#### [Given records]

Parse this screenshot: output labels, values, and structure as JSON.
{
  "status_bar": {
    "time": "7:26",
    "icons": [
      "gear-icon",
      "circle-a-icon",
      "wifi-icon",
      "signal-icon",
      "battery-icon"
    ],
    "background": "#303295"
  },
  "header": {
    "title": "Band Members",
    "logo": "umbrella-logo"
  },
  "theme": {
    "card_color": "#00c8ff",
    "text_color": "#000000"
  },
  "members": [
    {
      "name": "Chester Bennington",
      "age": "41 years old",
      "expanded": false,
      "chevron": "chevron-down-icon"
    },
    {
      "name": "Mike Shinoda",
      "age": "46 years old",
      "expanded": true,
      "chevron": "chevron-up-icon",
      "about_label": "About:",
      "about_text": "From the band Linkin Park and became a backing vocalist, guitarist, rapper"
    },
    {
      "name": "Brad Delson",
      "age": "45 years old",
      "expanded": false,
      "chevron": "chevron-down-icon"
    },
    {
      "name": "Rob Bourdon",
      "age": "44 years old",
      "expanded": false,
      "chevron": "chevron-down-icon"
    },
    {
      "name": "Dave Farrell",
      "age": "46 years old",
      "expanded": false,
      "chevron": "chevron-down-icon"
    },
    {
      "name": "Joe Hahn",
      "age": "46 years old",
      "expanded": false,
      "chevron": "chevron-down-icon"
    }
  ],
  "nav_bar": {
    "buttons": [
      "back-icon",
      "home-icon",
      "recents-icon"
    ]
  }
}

#### [What you need to do]
Your task is to repeat each line of the material exactly.

#### [Solved problem]
Parse this screenshot: output labels, values, and structure as JSON.
{
  "status_bar": {
    "time": "7:26",
    "icons": [
      "gear-icon",
      "circle-a-icon",
      "wifi-icon",
      "signal-icon",
      "battery-icon"
    ],
    "background": "#303295"
  },
  "header": {
    "title": "Band Members",
    "logo": "umbrella-logo"
  },
  "theme": {
    "card_color": "#00c8ff",
    "text_color": "#000000"
  },
  "members": [
    {
      "name": "Chester Bennington",
      "age": "41 years old",
      "expanded": false,
      "chevron": "chevron-down-icon"
    },
    {
      "name": "Mike Shinoda",
      "age": "46 years old",
      "expanded": true,
      "chevron": "chevron-up-icon",
      "about_label": "About:",
      "about_text": "From the band Linkin Park and became a backing vocalist, guitarist, rapper"
    },
    {
      "name": "Brad Delson",
      "age": "45 years old",
      "expanded": false,
      "chevron": "chevron-down-icon"
    },
    {
      "name": "Rob Bourdon",
      "age": "44 years old",
      "expanded": false,
      "chevron": "chevron-down-icon"
    },
    {
      "name": "Dave Farrell",
      "age": "46 years old",
      "expanded": false,
      "chevron": "chevron-down-icon"
    },
    {
      "name": "Joe Hahn",
      "age": "46 years old",
      "expanded": false,
      "chevron": "chevron-down-icon"
    }
  ],
  "nav_bar": {
    "buttons": [
      "back-icon",
      "home-icon",
      "recents-icon"
    ]
  }
}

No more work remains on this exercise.